AIM: Write out the entire listing below exactly, with the pictures left out.

THE RECORDS:
....

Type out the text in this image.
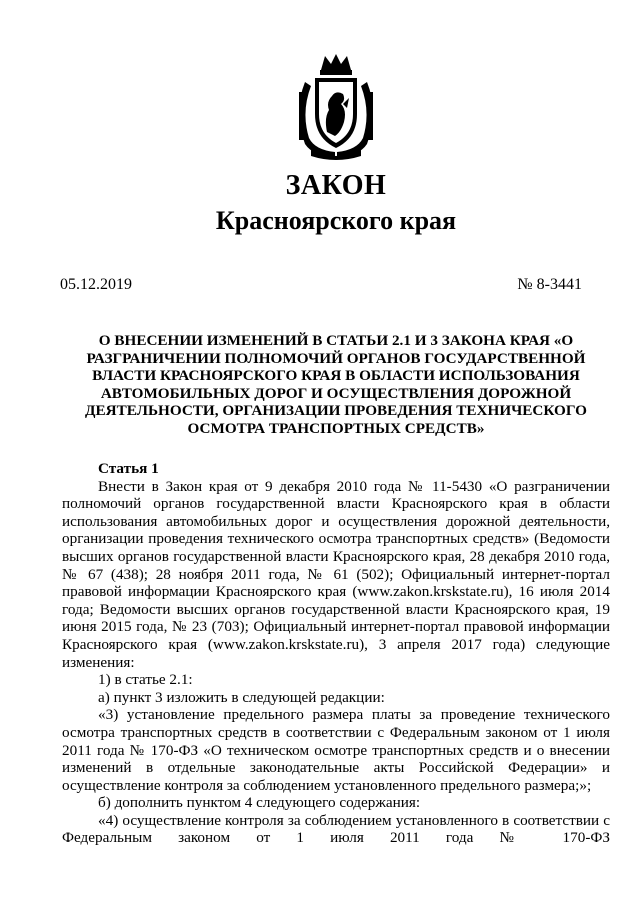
ЗАКОН
Красноярского края
05.12.2019	№ 8-3441
О ВНЕСЕНИИ ИЗМЕНЕНИЙ В СТАТЬИ 2.1 И 3 ЗАКОНА КРАЯ «О РАЗГРАНИЧЕНИИ ПОЛНОМОЧИЙ ОРГАНОВ ГОСУДАРСТВЕННОЙ ВЛАСТИ КРАСНОЯРСКОГО КРАЯ В ОБЛАСТИ ИСПОЛЬЗОВАНИЯ АВТОМОБИЛЬНЫХ ДОРОГ И ОСУЩЕСТВЛЕНИЯ ДОРОЖНОЙ ДЕЯТЕЛЬНОСТИ, ОРГАНИЗАЦИИ ПРОВЕДЕНИЯ ТЕХНИЧЕСКОГО ОСМОТРА ТРАНСПОРТНЫХ СРЕДСТВ»
Статья 1

Внести в Закон края от 9 декабря 2010 года № 11-5430 «О разграничении полномочий органов государственной власти Красноярского края в области использования автомобильных дорог и осуществления дорожной деятельности, организации проведения технического осмотра транспортных средств» (Ведомости высших органов государственной власти Красноярского края, 28 декабря 2010 года, № 67 (438); 28 ноября 2011 года, № 61 (502); Официальный интернет-портал правовой информации Красноярского края (www.zakon.krskstate.ru), 16 июля 2014 года; Ведомости высших органов государственной власти Красноярского края, 19 июня 2015 года, № 23 (703); Официальный интернет-портал правовой информации Красноярского края (www.zakon.krskstate.ru), 3 апреля 2017 года) следующие изменения:

1) в статье 2.1:

а) пункт 3 изложить в следующей редакции:

«3) установление предельного размера платы за проведение технического осмотра транспортных средств в соответствии с Федеральным законом от 1 июля 2011 года № 170-ФЗ «О техническом осмотре транспортных средств и о внесении изменений в отдельные законодательные акты Российской Федерации» и осуществление контроля за соблюдением установленного предельного размера;»;

б) дополнить пунктом 4 следующего содержания:

«4) осуществление контроля за соблюдением установленного в соответствии с Федеральным законом от 1 июля 2011 года № 170-ФЗ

....

EXPECTED ANSWER:
Type out the text in this image.
ЗАКОН
Красноярского края
05.12.2019	№ 8-3441
О ВНЕСЕНИИ ИЗМЕНЕНИЙ В СТАТЬИ 2.1 И 3 ЗАКОНА КРАЯ «О РАЗГРАНИЧЕНИИ ПОЛНОМОЧИЙ ОРГАНОВ ГОСУДАРСТВЕННОЙ ВЛАСТИ КРАСНОЯРСКОГО КРАЯ В ОБЛАСТИ ИСПОЛЬЗОВАНИЯ АВТОМОБИЛЬНЫХ ДОРОГ И ОСУЩЕСТВЛЕНИЯ ДОРОЖНОЙ ДЕЯТЕЛЬНОСТИ, ОРГАНИЗАЦИИ ПРОВЕДЕНИЯ ТЕХНИЧЕСКОГО ОСМОТРА ТРАНСПОРТНЫХ СРЕДСТВ»
Статья 1

Внести в Закон края от 9 декабря 2010 года № 11-5430 «О разграничении полномочий органов государственной власти Красноярского края в области использования автомобильных дорог и осуществления дорожной деятельности, организации проведения технического осмотра транспортных средств» (Ведомости высших органов государственной власти Красноярского края, 28 декабря 2010 года, № 67 (438); 28 ноября 2011 года, № 61 (502); Официальный интернет-портал правовой информации Красноярского края (www.zakon.krskstate.ru), 16 июля 2014 года; Ведомости высших органов государственной власти Красноярского края, 19 июня 2015 года, № 23 (703); Официальный интернет-портал правовой информации Красноярского края (www.zakon.krskstate.ru), 3 апреля 2017 года) следующие изменения:

1) в статье 2.1:

а) пункт 3 изложить в следующей редакции:

«3) установление предельного размера платы за проведение технического осмотра транспортных средств в соответствии с Федеральным законом от 1 июля 2011 года № 170-ФЗ «О техническом осмотре транспортных средств и о внесении изменений в отдельные законодательные акты Российской Федерации» и осуществление контроля за соблюдением установленного предельного размера;»;

б) дополнить пунктом 4 следующего содержания:

«4) осуществление контроля за соблюдением установленного в соответствии с Федеральным законом от 1 июля 2011 года № 170-ФЗ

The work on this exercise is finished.